* **Vorliegender Text**:
++++++++

Diese ist aber unter anderem durch das Ziel, die Bevölkerung vor den Gefahren des
Glücksspiels zu bewahren, gerechtfertigt.
Nach dem neuen Spielbankengesetz in Baden-Württemberg haben
Privatunternehmer aber überhaupt keine Chance mehr, eine Spielbankenkonzession
zu erhalten. Damit liegt eine absolute Berufszugangsbeschränkung für Private vor.
Solche Beschränkungen müssen in einem freiheitlichen Staat die absolute Ausnahme
sein.
Sie sind nach der Rechtsprechung des BVerfG nur zulässig, wenn sie zur Abwehr
nachweislicher oder höchstwahrscheinlicher schwerer Gefahren für ein überragend
wichtiges Gemeinschaftsgut zwingend geboten sind. Darüber hinaus muss die
Regelung verhältnismäßig sein und dem Einzelnen gegenüber keine unangemessene
Härte bedeuten.
Keine Sicherheitsbedenken bei privaten Betreibern
Zunächst kam es also auf die Frage an, ob in privat betriebenen Spielbanken die
Gefahr der Manipulation und des Betrugs größer ist, als in staatlich betriebenen
Spielbanken. Die Antwort auf diese Frage kann niemand mit letzter Sicherheit
geben. Das BVerfG ließ sie daher offen. Ähnlich war es auch schon in den vorangegangenen Entscheidungen zum Recht der Spielbanken verfahren. Sehr wohl
stellte es jedoch theoretische Erwägungen an, was zulässig ist und was nicht.

++++++++

* **Gegebene Zeilen**:
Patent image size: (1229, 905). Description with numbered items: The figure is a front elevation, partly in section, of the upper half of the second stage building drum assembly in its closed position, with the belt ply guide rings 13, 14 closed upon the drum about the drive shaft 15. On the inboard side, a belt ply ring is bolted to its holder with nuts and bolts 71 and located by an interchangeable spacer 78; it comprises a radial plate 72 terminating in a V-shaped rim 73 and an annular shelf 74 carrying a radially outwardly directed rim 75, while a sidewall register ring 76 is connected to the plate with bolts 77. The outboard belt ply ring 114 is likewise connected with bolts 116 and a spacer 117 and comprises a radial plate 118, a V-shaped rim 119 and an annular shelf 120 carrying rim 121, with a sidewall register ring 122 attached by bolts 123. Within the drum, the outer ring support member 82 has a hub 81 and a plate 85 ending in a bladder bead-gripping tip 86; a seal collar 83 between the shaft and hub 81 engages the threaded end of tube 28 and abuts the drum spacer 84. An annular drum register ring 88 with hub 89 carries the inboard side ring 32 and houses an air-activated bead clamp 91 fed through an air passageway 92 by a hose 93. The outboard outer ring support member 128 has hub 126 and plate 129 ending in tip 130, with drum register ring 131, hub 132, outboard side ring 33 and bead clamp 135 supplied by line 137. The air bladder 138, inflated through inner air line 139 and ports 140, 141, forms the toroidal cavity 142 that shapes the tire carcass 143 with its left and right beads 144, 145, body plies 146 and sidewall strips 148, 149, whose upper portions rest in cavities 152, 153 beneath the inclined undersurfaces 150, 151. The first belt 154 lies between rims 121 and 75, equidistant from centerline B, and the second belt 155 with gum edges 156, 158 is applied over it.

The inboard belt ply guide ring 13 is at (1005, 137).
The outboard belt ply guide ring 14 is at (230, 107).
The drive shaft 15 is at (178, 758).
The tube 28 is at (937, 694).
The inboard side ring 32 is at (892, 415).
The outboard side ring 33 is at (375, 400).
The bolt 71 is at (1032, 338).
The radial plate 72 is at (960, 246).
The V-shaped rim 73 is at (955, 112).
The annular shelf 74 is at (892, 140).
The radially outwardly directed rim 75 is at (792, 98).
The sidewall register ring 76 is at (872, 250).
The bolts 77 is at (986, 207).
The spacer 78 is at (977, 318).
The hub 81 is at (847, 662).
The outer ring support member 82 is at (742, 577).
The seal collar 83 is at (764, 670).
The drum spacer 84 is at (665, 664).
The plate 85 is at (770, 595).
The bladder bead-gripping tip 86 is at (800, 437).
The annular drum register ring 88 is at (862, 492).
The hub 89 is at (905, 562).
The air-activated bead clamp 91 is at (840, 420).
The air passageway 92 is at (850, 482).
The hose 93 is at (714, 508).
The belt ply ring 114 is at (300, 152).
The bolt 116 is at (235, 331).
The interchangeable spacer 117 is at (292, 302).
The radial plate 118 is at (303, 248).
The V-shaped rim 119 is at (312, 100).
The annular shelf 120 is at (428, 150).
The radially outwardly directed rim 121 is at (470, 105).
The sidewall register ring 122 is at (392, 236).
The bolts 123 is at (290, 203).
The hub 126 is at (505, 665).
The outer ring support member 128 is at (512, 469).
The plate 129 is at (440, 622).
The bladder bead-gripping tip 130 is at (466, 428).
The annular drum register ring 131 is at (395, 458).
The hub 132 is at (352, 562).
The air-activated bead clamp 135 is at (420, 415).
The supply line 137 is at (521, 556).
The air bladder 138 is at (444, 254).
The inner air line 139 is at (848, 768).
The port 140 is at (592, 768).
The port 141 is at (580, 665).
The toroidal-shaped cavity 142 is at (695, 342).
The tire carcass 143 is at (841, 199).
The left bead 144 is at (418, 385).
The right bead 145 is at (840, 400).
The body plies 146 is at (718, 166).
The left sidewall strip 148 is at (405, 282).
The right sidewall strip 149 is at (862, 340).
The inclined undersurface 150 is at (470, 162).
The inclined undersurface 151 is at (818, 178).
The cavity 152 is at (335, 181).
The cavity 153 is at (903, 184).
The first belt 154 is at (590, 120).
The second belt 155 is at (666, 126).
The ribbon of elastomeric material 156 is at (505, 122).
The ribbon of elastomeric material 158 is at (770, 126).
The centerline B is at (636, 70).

++++++++

* **Aufgaben**:
1. Wie ist das BVerfG im Text über das Spielbankengesetz mit der Frage umgegangen, ob in privat betriebenen Spielbanken die Gefahr von Manipulation und Betrug größer ist?
2. Gib einen Abschnitt aus dem Text über das Spielbankengesetz Wort für Wort wieder: Fang bei den Worten "Diese ist aber" an und hör nach den Worten "für Private vor." auf.
3. Schreib den Text über das Spielbankengesetz im Anschluss an seinen letzten Satz weiter.
Die Zeilen braucht man hier nicht.

* **Lösungen**:
1. Es hat die Frage offengelassen.

2.
Diese ist aber unter anderem durch das Ziel, die Bevölkerung vor den Gefahren des
Glücksspiels zu bewahren, gerechtfertigt.
Nach dem neuen Spielbankengesetz in Baden-Württemberg haben
Privatunternehmer aber überhaupt keine Chance mehr, eine Spielbankenkonzession
zu erhalten. Damit liegt eine absolute Berufszugangsbeschränkung für Private vor.

3.
Deutlich führt das Gericht aus, dass die Zielsetzung, durch den staatlichen Betrieb
von Spielbanken möglichst hohe Gewinne für den Staat zu ziehen, verfassungsmäßig
ist. Auch sei es ein legitimes Regelungsziel, einen besonders hohen Grad an
Überwachung der Spielbankenbetreiber sicherzustellen. Hierzu sei es aber nicht
erforderlich, die Spielbanken zu „verstaatlichen“. Die Erzielung eines möglichst
hohen Gewinnanteils aus dem Betrieb der Spielbanken könne genauso gut durch
Erhöhung des Maßes der Abschöpfung (also durch die Erhöhung der
Spielbankenabgabe) erreicht werden.
Weiterhin zeigt das BVerfG als beispielsweise Lösung auf, Spielbankenkonzessionen
zu versteigern und dadurch einen erhöhten Gewinn zu erzielen.
Zur Frage der Überwachung äußert das Gericht erhebliche Zweifel, ob es überhaupt
erforderlich ist, den Spielbankenbetrieb genauer zu überwachen, als dies bei privat
betriebenen Spielbanken möglich ist und auch geschieht.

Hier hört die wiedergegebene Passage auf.